# Instructions for the task
List each line of the data in which the string "horizontal" appears.

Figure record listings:
━━━━

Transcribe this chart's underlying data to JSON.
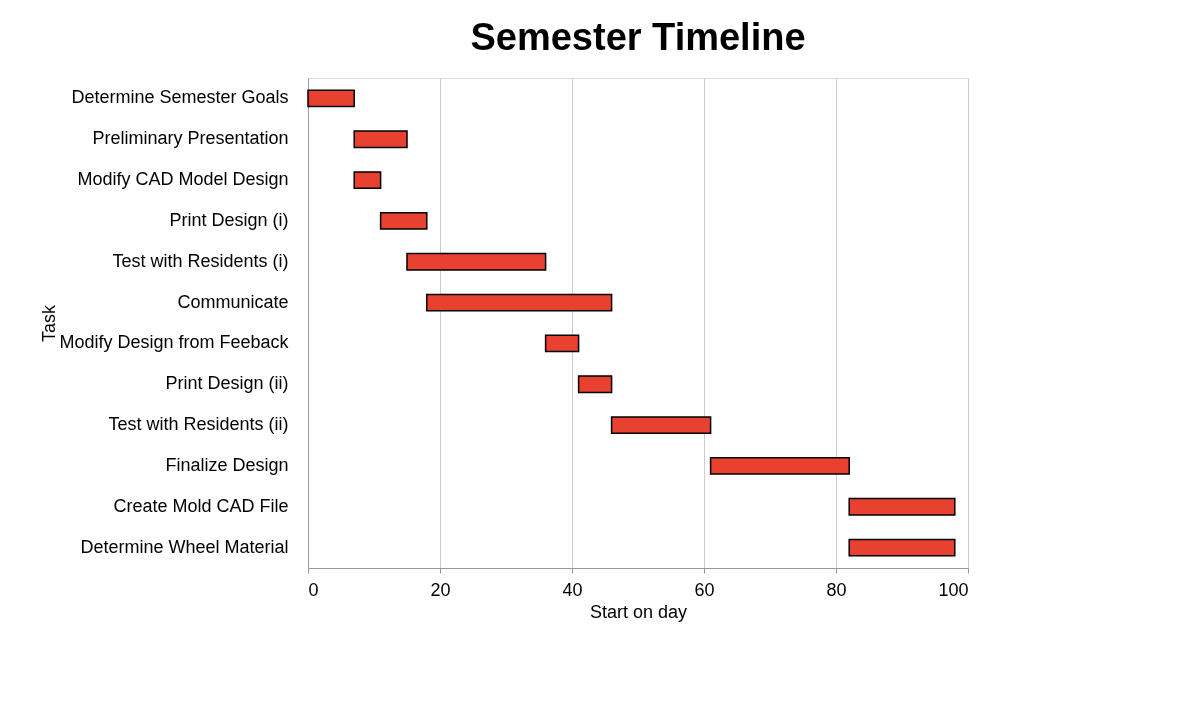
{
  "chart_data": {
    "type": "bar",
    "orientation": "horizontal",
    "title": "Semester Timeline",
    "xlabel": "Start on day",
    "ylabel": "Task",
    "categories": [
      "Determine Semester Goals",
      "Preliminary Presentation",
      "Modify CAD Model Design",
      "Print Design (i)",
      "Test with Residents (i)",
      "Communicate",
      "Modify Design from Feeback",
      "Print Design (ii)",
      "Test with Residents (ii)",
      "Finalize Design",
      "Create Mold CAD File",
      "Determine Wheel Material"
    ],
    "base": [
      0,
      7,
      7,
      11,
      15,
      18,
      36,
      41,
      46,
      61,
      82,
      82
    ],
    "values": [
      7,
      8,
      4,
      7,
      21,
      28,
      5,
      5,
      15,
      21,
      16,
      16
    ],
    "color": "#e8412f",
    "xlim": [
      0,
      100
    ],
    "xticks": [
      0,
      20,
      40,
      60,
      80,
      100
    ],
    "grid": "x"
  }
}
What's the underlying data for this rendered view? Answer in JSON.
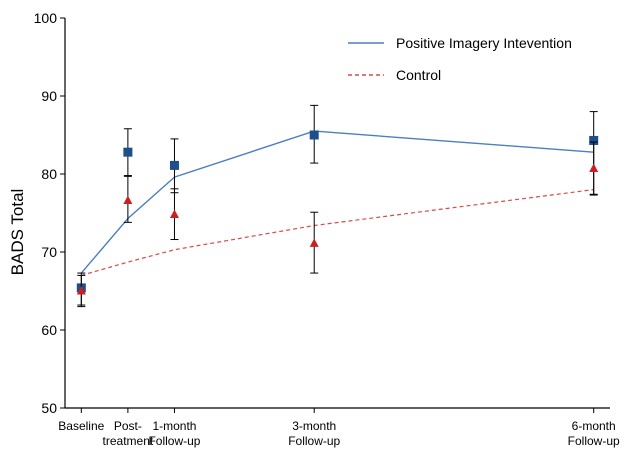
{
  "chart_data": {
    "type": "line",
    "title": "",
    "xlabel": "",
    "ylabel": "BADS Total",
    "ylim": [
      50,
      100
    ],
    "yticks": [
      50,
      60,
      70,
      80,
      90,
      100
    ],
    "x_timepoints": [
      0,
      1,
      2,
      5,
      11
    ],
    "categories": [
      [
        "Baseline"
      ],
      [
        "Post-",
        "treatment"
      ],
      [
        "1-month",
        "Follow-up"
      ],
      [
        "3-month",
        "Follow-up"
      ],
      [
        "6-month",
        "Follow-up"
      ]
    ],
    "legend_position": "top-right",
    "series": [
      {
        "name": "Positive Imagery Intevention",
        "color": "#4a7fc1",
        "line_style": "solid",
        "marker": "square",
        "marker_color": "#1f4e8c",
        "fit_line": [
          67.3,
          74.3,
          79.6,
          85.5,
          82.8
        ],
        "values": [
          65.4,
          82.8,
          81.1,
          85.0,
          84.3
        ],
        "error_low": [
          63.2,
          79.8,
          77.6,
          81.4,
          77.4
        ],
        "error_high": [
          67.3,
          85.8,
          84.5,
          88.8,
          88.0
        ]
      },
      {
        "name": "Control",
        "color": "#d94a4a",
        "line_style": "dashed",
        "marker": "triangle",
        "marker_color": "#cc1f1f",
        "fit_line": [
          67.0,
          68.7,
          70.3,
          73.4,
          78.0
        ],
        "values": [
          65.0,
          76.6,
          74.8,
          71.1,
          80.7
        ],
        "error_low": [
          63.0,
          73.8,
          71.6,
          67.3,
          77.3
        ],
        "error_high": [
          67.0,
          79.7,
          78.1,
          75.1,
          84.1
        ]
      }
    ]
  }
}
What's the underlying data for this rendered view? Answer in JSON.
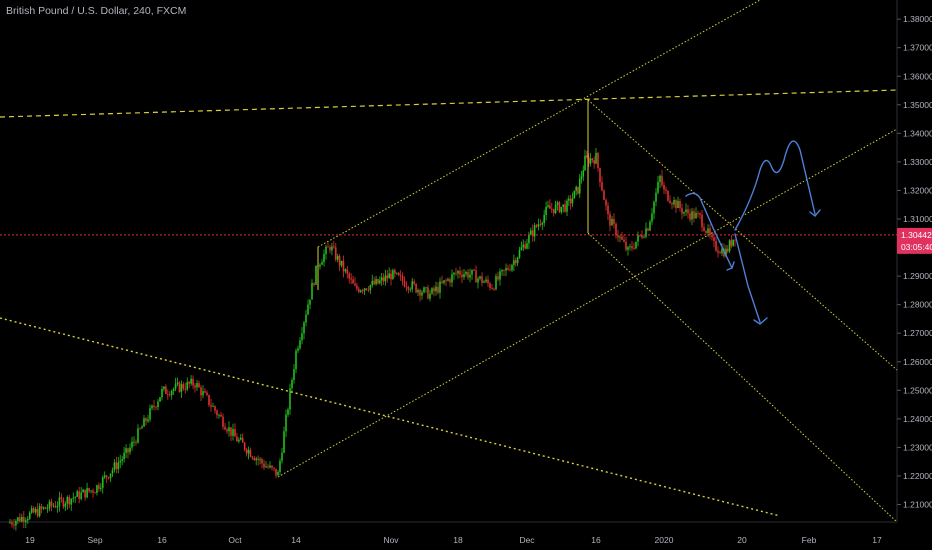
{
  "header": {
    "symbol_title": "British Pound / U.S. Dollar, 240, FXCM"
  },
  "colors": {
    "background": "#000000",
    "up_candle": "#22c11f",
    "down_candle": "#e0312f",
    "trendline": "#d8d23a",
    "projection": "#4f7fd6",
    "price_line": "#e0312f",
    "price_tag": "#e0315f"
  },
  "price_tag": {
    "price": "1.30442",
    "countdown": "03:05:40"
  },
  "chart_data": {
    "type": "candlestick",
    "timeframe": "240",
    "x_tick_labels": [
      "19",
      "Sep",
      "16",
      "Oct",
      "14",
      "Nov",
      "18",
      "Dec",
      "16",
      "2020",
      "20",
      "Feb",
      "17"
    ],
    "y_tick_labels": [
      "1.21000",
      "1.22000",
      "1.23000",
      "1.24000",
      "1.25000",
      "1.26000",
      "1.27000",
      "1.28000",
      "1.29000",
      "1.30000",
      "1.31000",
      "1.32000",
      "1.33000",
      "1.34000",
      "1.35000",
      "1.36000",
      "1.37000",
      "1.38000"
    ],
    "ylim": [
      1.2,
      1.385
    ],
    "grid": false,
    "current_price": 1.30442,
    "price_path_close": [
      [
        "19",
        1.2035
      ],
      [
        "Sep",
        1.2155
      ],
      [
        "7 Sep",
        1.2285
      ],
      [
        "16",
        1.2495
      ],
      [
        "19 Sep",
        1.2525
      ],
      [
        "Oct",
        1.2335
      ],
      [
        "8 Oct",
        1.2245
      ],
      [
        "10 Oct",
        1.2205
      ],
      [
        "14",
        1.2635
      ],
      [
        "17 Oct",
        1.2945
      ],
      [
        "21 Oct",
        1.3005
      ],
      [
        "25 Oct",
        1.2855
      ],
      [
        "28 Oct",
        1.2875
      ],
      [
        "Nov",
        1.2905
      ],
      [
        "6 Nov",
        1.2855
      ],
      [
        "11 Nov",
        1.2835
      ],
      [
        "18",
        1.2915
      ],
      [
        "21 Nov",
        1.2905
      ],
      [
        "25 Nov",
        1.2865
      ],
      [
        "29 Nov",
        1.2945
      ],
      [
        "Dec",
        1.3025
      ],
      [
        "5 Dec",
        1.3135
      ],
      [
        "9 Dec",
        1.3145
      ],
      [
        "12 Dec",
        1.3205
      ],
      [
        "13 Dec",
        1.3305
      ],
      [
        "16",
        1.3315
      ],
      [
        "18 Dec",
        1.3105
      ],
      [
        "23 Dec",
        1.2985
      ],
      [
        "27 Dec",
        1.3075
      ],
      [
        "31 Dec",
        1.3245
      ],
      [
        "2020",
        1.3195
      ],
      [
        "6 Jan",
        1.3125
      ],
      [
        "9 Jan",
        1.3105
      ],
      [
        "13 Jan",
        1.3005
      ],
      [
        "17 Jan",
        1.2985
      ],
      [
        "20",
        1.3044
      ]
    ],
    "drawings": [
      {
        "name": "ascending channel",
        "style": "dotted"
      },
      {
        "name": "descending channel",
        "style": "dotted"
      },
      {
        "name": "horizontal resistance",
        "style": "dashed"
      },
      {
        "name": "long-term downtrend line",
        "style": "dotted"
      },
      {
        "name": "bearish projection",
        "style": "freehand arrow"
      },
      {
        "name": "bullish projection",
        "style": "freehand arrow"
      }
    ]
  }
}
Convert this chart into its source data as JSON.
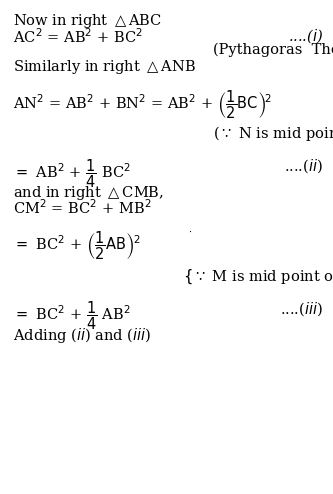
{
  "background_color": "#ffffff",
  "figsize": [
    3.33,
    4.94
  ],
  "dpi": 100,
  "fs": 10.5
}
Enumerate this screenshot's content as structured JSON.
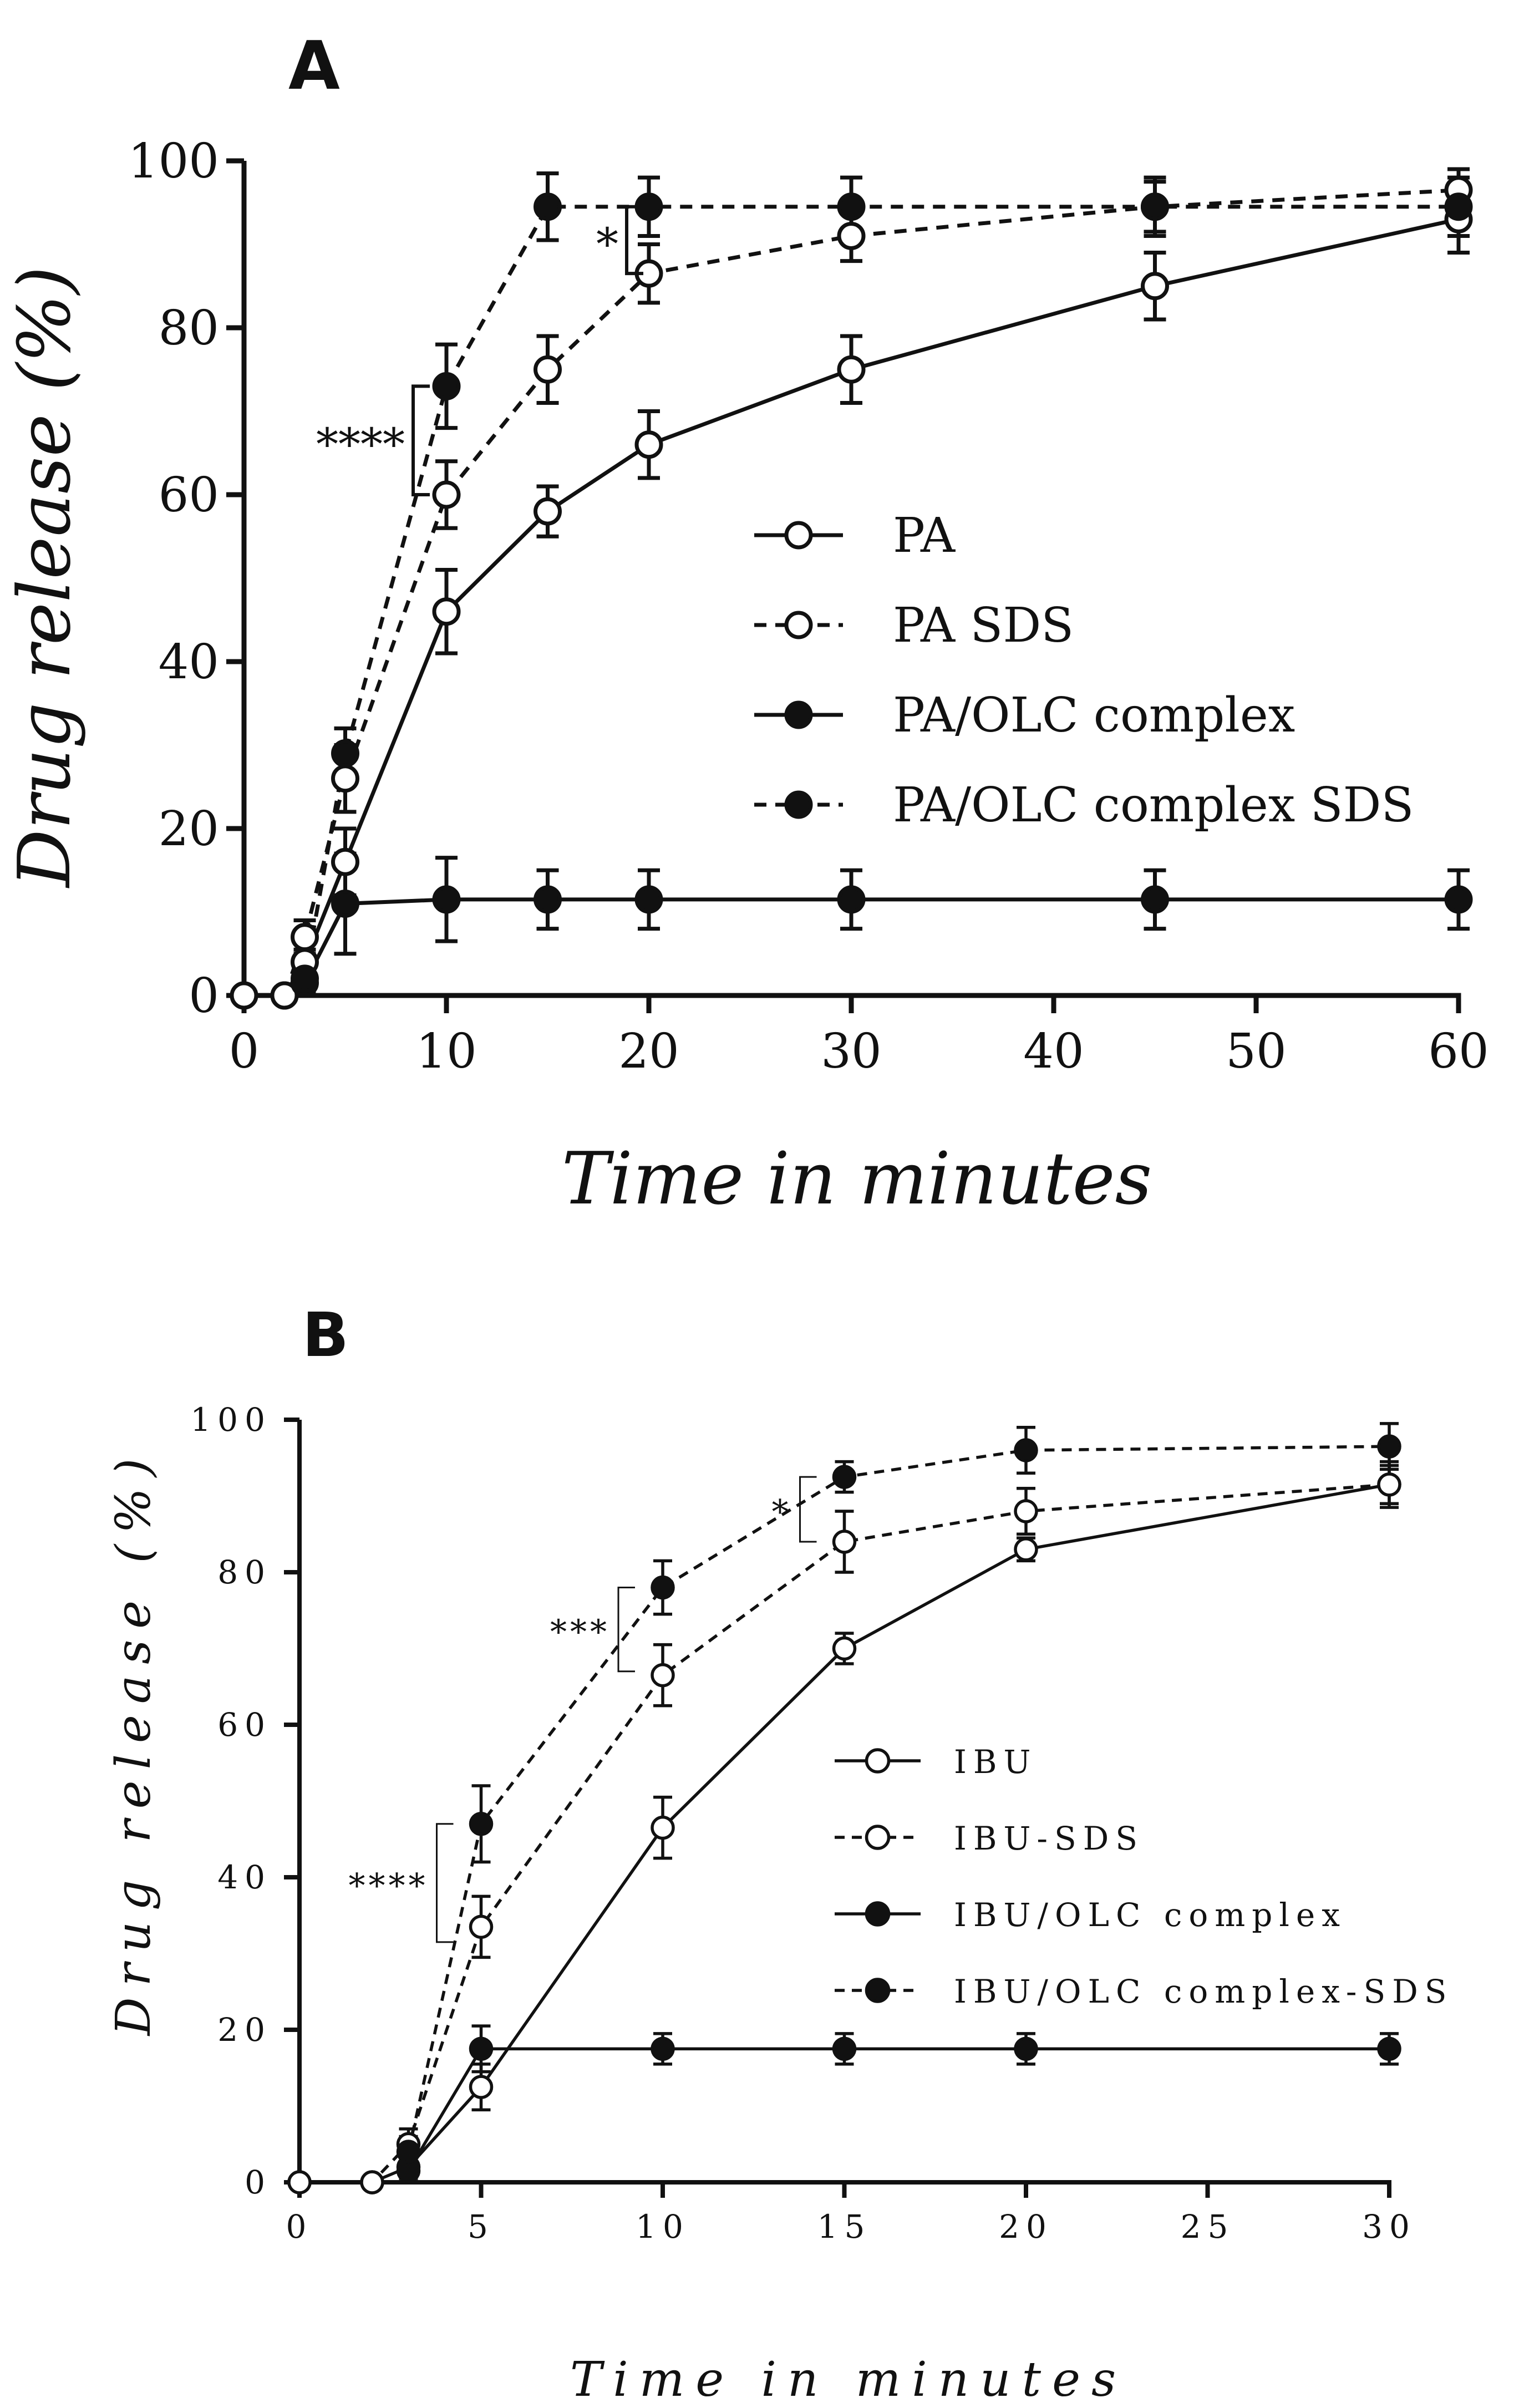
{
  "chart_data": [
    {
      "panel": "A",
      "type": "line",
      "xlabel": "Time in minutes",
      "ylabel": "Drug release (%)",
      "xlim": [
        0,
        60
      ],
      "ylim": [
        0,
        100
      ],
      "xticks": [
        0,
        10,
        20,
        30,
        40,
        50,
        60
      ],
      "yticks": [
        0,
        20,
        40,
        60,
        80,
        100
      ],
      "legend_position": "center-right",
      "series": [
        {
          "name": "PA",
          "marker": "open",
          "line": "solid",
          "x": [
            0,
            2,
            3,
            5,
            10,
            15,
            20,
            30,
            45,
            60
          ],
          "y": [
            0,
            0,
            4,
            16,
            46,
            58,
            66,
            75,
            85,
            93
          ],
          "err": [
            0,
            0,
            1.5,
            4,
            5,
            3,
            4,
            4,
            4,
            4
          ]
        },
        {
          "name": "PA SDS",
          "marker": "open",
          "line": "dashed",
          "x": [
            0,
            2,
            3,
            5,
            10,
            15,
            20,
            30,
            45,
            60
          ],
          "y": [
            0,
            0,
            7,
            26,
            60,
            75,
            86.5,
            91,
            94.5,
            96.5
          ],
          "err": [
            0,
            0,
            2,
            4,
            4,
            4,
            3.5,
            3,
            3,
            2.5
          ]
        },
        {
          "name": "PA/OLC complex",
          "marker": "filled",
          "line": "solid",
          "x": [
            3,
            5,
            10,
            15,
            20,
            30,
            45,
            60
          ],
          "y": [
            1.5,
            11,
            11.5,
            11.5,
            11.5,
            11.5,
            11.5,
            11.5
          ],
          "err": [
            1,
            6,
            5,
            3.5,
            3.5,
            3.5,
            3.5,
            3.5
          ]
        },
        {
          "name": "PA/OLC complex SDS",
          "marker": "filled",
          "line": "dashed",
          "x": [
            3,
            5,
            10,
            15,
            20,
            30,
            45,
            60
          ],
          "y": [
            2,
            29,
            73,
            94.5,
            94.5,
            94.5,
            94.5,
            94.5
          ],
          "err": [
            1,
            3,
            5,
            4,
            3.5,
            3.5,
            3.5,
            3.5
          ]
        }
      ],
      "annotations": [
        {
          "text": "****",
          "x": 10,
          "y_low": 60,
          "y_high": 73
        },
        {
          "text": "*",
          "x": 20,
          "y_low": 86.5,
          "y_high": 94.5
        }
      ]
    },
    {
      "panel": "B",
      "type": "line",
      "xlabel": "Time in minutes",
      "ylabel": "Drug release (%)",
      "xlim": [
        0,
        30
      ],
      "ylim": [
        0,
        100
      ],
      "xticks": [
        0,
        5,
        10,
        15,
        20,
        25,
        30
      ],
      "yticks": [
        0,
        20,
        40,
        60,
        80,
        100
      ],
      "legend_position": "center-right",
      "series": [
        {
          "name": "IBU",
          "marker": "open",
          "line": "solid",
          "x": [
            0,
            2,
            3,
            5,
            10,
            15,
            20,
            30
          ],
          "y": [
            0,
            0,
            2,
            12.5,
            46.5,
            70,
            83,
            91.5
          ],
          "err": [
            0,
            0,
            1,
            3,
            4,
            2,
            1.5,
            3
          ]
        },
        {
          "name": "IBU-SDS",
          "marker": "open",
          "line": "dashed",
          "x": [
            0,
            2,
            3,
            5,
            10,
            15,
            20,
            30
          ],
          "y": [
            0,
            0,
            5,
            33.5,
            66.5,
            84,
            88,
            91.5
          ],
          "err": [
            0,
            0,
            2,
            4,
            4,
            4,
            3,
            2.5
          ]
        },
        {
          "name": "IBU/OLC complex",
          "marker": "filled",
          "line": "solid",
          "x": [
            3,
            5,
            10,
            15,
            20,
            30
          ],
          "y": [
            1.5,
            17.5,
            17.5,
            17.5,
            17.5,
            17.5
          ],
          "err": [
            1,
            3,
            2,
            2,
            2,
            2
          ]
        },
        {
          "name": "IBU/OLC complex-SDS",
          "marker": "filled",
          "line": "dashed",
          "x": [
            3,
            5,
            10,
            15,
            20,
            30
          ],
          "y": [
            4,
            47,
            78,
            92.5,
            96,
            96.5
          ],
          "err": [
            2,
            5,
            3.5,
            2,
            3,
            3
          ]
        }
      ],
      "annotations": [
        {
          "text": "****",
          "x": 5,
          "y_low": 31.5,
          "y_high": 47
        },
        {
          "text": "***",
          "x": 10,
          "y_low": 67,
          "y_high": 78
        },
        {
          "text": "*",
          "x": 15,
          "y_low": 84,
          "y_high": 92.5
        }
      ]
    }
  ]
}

━━━━

# Final result
    "orientation": "horizontal",
        "name": "horizontal resistance",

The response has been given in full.